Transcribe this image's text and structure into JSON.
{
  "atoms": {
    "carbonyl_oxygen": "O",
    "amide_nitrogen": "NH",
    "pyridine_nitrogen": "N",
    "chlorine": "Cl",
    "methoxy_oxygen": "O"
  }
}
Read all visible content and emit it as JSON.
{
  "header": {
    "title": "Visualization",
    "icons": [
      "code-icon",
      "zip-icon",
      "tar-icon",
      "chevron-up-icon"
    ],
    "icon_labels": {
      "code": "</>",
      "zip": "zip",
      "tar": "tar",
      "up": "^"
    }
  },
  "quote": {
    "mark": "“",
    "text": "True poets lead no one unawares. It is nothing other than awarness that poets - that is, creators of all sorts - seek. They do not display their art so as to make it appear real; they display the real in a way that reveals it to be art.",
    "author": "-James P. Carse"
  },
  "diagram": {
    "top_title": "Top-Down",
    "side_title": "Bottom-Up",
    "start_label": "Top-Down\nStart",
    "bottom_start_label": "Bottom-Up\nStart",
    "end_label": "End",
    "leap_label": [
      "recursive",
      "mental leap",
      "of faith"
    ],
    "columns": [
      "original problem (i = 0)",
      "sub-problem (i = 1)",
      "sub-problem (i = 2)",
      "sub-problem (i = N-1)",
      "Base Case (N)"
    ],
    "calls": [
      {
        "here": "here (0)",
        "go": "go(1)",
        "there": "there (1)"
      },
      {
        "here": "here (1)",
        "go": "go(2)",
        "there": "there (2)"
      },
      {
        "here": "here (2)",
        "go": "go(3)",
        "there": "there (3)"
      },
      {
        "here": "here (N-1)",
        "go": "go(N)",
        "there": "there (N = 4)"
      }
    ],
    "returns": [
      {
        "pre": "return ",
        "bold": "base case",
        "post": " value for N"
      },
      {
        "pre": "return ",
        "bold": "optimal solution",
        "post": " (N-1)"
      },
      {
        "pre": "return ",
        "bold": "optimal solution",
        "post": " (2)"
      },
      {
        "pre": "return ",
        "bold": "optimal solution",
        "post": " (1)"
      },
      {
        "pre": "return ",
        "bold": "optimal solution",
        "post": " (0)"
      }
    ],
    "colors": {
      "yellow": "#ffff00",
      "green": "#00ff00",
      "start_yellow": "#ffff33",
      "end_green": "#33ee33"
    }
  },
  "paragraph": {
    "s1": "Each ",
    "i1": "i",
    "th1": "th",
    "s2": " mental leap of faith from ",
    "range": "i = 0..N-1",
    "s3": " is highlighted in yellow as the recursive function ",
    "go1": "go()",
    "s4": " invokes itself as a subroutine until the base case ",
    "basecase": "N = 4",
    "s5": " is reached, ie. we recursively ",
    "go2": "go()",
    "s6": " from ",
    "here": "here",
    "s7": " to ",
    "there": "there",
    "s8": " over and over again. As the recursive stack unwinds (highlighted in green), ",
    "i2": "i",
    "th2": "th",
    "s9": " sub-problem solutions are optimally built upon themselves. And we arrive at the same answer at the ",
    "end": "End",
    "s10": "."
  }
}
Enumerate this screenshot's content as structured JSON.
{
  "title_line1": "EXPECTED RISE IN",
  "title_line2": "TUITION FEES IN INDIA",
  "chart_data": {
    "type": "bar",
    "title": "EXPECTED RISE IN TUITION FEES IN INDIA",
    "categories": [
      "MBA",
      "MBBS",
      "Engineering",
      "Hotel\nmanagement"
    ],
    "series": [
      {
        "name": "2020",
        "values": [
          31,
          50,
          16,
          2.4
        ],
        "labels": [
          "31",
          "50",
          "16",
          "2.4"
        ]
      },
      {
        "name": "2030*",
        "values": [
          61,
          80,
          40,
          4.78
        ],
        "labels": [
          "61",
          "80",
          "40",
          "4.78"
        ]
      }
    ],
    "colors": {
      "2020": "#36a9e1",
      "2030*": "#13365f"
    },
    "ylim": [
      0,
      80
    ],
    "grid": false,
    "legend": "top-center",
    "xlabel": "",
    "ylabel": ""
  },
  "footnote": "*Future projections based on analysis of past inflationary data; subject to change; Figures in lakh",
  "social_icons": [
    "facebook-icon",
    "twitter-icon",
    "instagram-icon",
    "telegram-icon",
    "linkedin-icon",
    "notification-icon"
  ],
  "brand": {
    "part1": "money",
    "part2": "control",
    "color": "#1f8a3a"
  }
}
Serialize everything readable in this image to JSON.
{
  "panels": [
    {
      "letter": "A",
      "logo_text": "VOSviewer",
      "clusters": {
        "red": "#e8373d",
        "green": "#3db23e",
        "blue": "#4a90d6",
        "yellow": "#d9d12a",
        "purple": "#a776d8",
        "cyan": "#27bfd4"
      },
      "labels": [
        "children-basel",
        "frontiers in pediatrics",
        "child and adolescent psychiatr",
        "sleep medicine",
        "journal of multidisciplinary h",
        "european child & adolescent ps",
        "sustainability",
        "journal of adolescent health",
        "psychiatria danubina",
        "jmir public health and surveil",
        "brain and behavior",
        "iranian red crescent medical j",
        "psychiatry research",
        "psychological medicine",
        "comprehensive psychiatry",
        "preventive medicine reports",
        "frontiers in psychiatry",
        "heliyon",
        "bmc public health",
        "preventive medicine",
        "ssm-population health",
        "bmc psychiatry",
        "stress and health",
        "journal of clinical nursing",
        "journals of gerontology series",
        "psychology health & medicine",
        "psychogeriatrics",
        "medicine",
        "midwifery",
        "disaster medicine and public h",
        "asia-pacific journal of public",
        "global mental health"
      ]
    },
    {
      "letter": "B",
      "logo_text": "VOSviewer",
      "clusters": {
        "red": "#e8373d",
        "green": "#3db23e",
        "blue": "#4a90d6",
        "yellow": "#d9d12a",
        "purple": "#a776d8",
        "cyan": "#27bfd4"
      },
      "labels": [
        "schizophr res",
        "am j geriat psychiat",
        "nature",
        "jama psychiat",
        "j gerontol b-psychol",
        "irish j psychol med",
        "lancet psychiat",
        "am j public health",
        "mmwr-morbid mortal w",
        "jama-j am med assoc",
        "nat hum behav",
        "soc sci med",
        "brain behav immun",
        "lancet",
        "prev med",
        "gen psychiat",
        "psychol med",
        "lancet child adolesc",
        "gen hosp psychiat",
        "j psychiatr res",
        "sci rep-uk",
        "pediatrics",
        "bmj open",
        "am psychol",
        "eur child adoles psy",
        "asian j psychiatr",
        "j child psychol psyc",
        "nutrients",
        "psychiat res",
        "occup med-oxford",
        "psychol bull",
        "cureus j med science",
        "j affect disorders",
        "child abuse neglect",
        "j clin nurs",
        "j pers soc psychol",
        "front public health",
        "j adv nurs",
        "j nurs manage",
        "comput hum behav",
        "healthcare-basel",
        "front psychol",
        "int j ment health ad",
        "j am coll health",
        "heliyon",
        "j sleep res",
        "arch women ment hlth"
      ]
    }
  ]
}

__TASK STATEMENT__
Indicate how many lines of the material include the word "public"; the number alone is required.

__PROBLEM SOLUTION__
6